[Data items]
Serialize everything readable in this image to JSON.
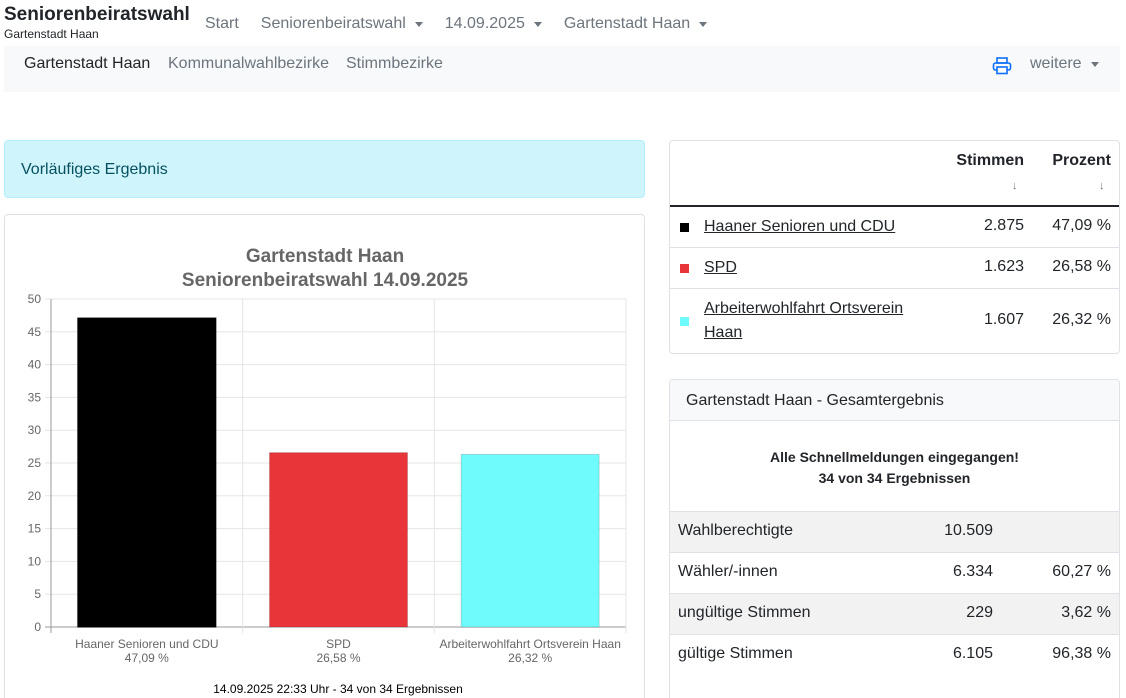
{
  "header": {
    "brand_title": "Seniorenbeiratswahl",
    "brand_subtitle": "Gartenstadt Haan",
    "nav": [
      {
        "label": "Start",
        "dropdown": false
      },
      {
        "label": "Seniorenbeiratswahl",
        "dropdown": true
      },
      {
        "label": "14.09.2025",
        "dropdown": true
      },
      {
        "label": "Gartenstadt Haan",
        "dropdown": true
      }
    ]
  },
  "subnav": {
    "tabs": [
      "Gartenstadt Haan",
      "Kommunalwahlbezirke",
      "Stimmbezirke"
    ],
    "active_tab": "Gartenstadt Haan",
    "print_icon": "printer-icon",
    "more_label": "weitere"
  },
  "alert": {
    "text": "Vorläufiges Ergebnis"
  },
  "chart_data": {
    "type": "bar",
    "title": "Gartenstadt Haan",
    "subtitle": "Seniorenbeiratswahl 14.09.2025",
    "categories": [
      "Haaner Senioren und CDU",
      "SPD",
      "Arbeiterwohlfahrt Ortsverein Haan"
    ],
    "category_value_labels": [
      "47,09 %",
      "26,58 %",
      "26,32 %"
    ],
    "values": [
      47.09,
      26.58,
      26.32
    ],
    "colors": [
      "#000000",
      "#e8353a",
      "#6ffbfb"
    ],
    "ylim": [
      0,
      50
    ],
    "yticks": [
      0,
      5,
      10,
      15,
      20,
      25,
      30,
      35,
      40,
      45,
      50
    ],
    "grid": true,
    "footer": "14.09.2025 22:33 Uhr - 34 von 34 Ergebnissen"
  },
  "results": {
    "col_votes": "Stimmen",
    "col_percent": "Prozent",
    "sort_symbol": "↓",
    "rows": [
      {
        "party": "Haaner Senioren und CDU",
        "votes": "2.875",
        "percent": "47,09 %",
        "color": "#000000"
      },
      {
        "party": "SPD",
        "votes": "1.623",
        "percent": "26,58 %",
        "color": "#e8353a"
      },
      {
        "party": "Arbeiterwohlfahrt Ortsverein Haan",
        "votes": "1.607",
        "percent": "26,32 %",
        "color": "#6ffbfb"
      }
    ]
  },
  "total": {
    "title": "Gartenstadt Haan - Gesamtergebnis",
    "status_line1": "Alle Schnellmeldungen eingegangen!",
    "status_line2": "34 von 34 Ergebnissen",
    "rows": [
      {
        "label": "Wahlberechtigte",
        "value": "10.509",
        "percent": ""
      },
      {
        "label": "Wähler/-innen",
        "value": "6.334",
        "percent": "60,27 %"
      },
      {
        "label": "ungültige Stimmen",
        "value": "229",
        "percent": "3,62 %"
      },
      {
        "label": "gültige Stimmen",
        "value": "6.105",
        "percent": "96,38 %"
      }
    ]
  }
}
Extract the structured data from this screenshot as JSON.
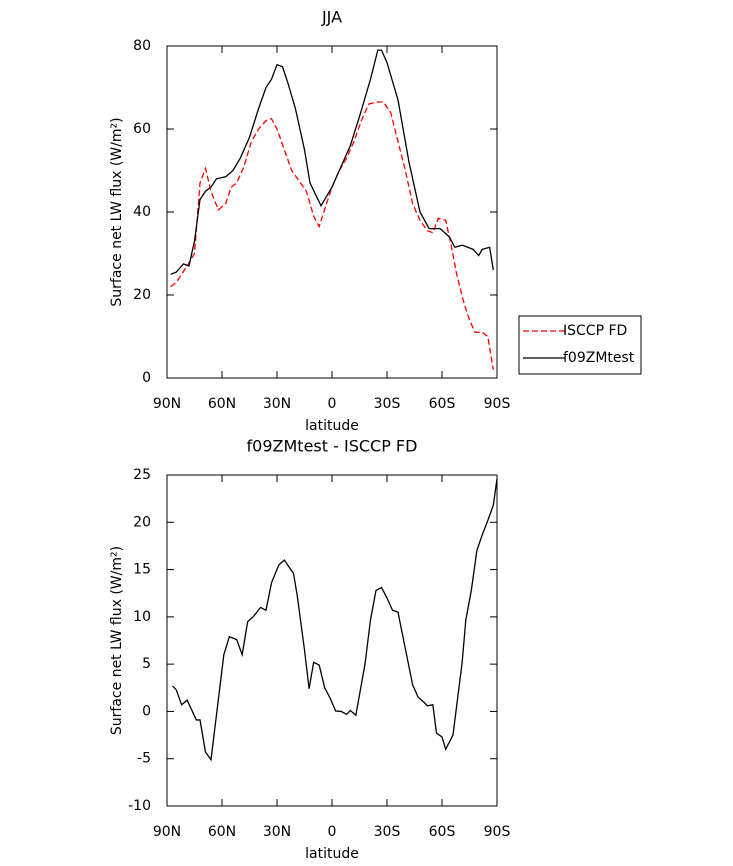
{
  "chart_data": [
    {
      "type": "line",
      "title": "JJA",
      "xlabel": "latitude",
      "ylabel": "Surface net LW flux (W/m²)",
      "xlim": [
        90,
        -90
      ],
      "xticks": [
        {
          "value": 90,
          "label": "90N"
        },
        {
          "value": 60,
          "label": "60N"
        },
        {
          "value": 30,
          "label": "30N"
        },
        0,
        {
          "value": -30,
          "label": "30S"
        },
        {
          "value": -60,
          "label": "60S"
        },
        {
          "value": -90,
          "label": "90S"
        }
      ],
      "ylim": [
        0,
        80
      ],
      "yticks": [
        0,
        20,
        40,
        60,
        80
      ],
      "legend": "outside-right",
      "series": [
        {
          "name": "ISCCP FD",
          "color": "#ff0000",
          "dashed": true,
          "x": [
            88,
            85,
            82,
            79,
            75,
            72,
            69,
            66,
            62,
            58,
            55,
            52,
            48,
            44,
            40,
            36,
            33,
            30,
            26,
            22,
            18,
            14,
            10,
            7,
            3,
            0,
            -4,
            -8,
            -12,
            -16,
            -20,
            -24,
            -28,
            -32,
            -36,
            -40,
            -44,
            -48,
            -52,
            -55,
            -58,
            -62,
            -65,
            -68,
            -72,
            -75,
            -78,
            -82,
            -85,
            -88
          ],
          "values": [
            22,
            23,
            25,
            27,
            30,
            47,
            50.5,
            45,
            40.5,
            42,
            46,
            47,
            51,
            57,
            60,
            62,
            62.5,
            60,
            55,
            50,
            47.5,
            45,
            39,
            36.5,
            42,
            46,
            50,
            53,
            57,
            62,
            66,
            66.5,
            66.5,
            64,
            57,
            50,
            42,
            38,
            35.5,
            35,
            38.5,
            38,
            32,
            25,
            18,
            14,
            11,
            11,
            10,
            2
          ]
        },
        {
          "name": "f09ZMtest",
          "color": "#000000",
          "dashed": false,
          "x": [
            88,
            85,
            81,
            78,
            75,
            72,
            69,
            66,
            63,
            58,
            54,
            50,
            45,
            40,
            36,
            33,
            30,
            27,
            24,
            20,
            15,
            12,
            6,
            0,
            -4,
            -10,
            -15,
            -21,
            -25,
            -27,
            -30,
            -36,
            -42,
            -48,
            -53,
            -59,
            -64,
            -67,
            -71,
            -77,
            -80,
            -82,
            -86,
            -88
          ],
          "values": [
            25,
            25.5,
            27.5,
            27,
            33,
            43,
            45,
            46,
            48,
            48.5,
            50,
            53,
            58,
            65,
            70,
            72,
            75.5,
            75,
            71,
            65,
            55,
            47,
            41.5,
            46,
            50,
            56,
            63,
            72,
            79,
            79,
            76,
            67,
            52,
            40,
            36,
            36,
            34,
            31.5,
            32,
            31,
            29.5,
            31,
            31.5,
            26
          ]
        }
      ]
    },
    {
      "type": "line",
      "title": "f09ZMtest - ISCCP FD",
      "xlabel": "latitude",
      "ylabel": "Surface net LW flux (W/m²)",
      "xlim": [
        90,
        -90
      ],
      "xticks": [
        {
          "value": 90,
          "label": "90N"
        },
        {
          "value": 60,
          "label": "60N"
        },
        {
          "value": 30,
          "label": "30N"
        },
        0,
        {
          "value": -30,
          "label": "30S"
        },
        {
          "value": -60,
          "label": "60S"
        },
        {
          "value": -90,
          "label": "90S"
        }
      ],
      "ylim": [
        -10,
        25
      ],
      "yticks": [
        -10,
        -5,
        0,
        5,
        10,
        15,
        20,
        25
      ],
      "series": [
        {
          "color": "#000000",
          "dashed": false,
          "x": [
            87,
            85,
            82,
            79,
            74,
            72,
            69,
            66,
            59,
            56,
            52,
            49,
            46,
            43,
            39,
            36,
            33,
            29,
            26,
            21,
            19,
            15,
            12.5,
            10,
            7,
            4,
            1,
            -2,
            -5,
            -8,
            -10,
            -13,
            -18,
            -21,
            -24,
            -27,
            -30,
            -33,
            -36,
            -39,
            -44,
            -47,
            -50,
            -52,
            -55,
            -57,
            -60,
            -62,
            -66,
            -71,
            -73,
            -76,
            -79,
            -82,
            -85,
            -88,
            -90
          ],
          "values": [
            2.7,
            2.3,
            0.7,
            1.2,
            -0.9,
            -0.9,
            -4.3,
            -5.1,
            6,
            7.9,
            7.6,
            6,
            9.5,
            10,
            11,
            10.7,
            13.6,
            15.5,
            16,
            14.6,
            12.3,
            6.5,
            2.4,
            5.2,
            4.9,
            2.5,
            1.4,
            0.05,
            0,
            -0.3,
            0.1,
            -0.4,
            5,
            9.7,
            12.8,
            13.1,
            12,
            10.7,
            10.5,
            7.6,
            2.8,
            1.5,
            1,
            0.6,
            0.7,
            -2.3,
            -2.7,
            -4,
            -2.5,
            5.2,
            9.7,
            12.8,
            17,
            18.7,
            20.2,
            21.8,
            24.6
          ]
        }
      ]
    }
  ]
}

__Short problem__: Quote the entries in full. Any image among them is to be omitted from the copy.

__Answer__:
Serialize everything readable in this image to JSON.
{
  "header": {
    "brand_title": "Seniorenbeiratswahl",
    "brand_subtitle": "Gartenstadt Haan",
    "nav": [
      {
        "label": "Start",
        "dropdown": false
      },
      {
        "label": "Seniorenbeiratswahl",
        "dropdown": true
      },
      {
        "label": "14.09.2025",
        "dropdown": true
      },
      {
        "label": "Gartenstadt Haan",
        "dropdown": true
      }
    ]
  },
  "subnav": {
    "tabs": [
      "Gartenstadt Haan",
      "Kommunalwahlbezirke",
      "Stimmbezirke"
    ],
    "active_tab": "Gartenstadt Haan",
    "print_icon": "printer-icon",
    "more_label": "weitere"
  },
  "alert": {
    "text": "Vorläufiges Ergebnis"
  },
  "chart_data": {
    "type": "bar",
    "title": "Gartenstadt Haan",
    "subtitle": "Seniorenbeiratswahl 14.09.2025",
    "categories": [
      "Haaner Senioren und CDU",
      "SPD",
      "Arbeiterwohlfahrt Ortsverein Haan"
    ],
    "category_value_labels": [
      "47,09 %",
      "26,58 %",
      "26,32 %"
    ],
    "values": [
      47.09,
      26.58,
      26.32
    ],
    "colors": [
      "#000000",
      "#e8353a",
      "#6ffbfb"
    ],
    "ylim": [
      0,
      50
    ],
    "yticks": [
      0,
      5,
      10,
      15,
      20,
      25,
      30,
      35,
      40,
      45,
      50
    ],
    "grid": true,
    "footer": "14.09.2025 22:33 Uhr - 34 von 34 Ergebnissen"
  },
  "results": {
    "col_votes": "Stimmen",
    "col_percent": "Prozent",
    "sort_symbol": "↓",
    "rows": [
      {
        "party": "Haaner Senioren und CDU",
        "votes": "2.875",
        "percent": "47,09 %",
        "color": "#000000"
      },
      {
        "party": "SPD",
        "votes": "1.623",
        "percent": "26,58 %",
        "color": "#e8353a"
      },
      {
        "party": "Arbeiterwohlfahrt Ortsverein Haan",
        "votes": "1.607",
        "percent": "26,32 %",
        "color": "#6ffbfb"
      }
    ]
  },
  "total": {
    "title": "Gartenstadt Haan - Gesamtergebnis",
    "status_line1": "Alle Schnellmeldungen eingegangen!",
    "status_line2": "34 von 34 Ergebnissen",
    "rows": [
      {
        "label": "Wahlberechtigte",
        "value": "10.509",
        "percent": ""
      },
      {
        "label": "Wähler/-innen",
        "value": "6.334",
        "percent": "60,27 %"
      },
      {
        "label": "ungültige Stimmen",
        "value": "229",
        "percent": "3,62 %"
      },
      {
        "label": "gültige Stimmen",
        "value": "6.105",
        "percent": "96,38 %"
      }
    ]
  }
}
Extract the structured data from this screenshot as JSON.
{
  "chart_data": [
    {
      "type": "line",
      "title": "JJA",
      "xlabel": "latitude",
      "ylabel": "Surface net LW flux (W/m²)",
      "xlim": [
        90,
        -90
      ],
      "xticks": [
        {
          "value": 90,
          "label": "90N"
        },
        {
          "value": 60,
          "label": "60N"
        },
        {
          "value": 30,
          "label": "30N"
        },
        0,
        {
          "value": -30,
          "label": "30S"
        },
        {
          "value": -60,
          "label": "60S"
        },
        {
          "value": -90,
          "label": "90S"
        }
      ],
      "ylim": [
        0,
        80
      ],
      "yticks": [
        0,
        20,
        40,
        60,
        80
      ],
      "legend": "outside-right",
      "series": [
        {
          "name": "ISCCP FD",
          "color": "#ff0000",
          "dashed": true,
          "x": [
            88,
            85,
            82,
            79,
            75,
            72,
            69,
            66,
            62,
            58,
            55,
            52,
            48,
            44,
            40,
            36,
            33,
            30,
            26,
            22,
            18,
            14,
            10,
            7,
            3,
            0,
            -4,
            -8,
            -12,
            -16,
            -20,
            -24,
            -28,
            -32,
            -36,
            -40,
            -44,
            -48,
            -52,
            -55,
            -58,
            -62,
            -65,
            -68,
            -72,
            -75,
            -78,
            -82,
            -85,
            -88
          ],
          "values": [
            22,
            23,
            25,
            27,
            30,
            47,
            50.5,
            45,
            40.5,
            42,
            46,
            47,
            51,
            57,
            60,
            62,
            62.5,
            60,
            55,
            50,
            47.5,
            45,
            39,
            36.5,
            42,
            46,
            50,
            53,
            57,
            62,
            66,
            66.5,
            66.5,
            64,
            57,
            50,
            42,
            38,
            35.5,
            35,
            38.5,
            38,
            32,
            25,
            18,
            14,
            11,
            11,
            10,
            2
          ]
        },
        {
          "name": "f09ZMtest",
          "color": "#000000",
          "dashed": false,
          "x": [
            88,
            85,
            81,
            78,
            75,
            72,
            69,
            66,
            63,
            58,
            54,
            50,
            45,
            40,
            36,
            33,
            30,
            27,
            24,
            20,
            15,
            12,
            6,
            0,
            -4,
            -10,
            -15,
            -21,
            -25,
            -27,
            -30,
            -36,
            -42,
            -48,
            -53,
            -59,
            -64,
            -67,
            -71,
            -77,
            -80,
            -82,
            -86,
            -88
          ],
          "values": [
            25,
            25.5,
            27.5,
            27,
            33,
            43,
            45,
            46,
            48,
            48.5,
            50,
            53,
            58,
            65,
            70,
            72,
            75.5,
            75,
            71,
            65,
            55,
            47,
            41.5,
            46,
            50,
            56,
            63,
            72,
            79,
            79,
            76,
            67,
            52,
            40,
            36,
            36,
            34,
            31.5,
            32,
            31,
            29.5,
            31,
            31.5,
            26
          ]
        }
      ]
    },
    {
      "type": "line",
      "title": "f09ZMtest - ISCCP FD",
      "xlabel": "latitude",
      "ylabel": "Surface net LW flux (W/m²)",
      "xlim": [
        90,
        -90
      ],
      "xticks": [
        {
          "value": 90,
          "label": "90N"
        },
        {
          "value": 60,
          "label": "60N"
        },
        {
          "value": 30,
          "label": "30N"
        },
        0,
        {
          "value": -30,
          "label": "30S"
        },
        {
          "value": -60,
          "label": "60S"
        },
        {
          "value": -90,
          "label": "90S"
        }
      ],
      "ylim": [
        -10,
        25
      ],
      "yticks": [
        -10,
        -5,
        0,
        5,
        10,
        15,
        20,
        25
      ],
      "series": [
        {
          "color": "#000000",
          "dashed": false,
          "x": [
            87,
            85,
            82,
            79,
            74,
            72,
            69,
            66,
            59,
            56,
            52,
            49,
            46,
            43,
            39,
            36,
            33,
            29,
            26,
            21,
            19,
            15,
            12.5,
            10,
            7,
            4,
            1,
            -2,
            -5,
            -8,
            -10,
            -13,
            -18,
            -21,
            -24,
            -27,
            -30,
            -33,
            -36,
            -39,
            -44,
            -47,
            -50,
            -52,
            -55,
            -57,
            -60,
            -62,
            -66,
            -71,
            -73,
            -76,
            -79,
            -82,
            -85,
            -88,
            -90
          ],
          "values": [
            2.7,
            2.3,
            0.7,
            1.2,
            -0.9,
            -0.9,
            -4.3,
            -5.1,
            6,
            7.9,
            7.6,
            6,
            9.5,
            10,
            11,
            10.7,
            13.6,
            15.5,
            16,
            14.6,
            12.3,
            6.5,
            2.4,
            5.2,
            4.9,
            2.5,
            1.4,
            0.05,
            0,
            -0.3,
            0.1,
            -0.4,
            5,
            9.7,
            12.8,
            13.1,
            12,
            10.7,
            10.5,
            7.6,
            2.8,
            1.5,
            1,
            0.6,
            0.7,
            -2.3,
            -2.7,
            -4,
            -2.5,
            5.2,
            9.7,
            12.8,
            17,
            18.7,
            20.2,
            21.8,
            24.6
          ]
        }
      ]
    }
  ]
}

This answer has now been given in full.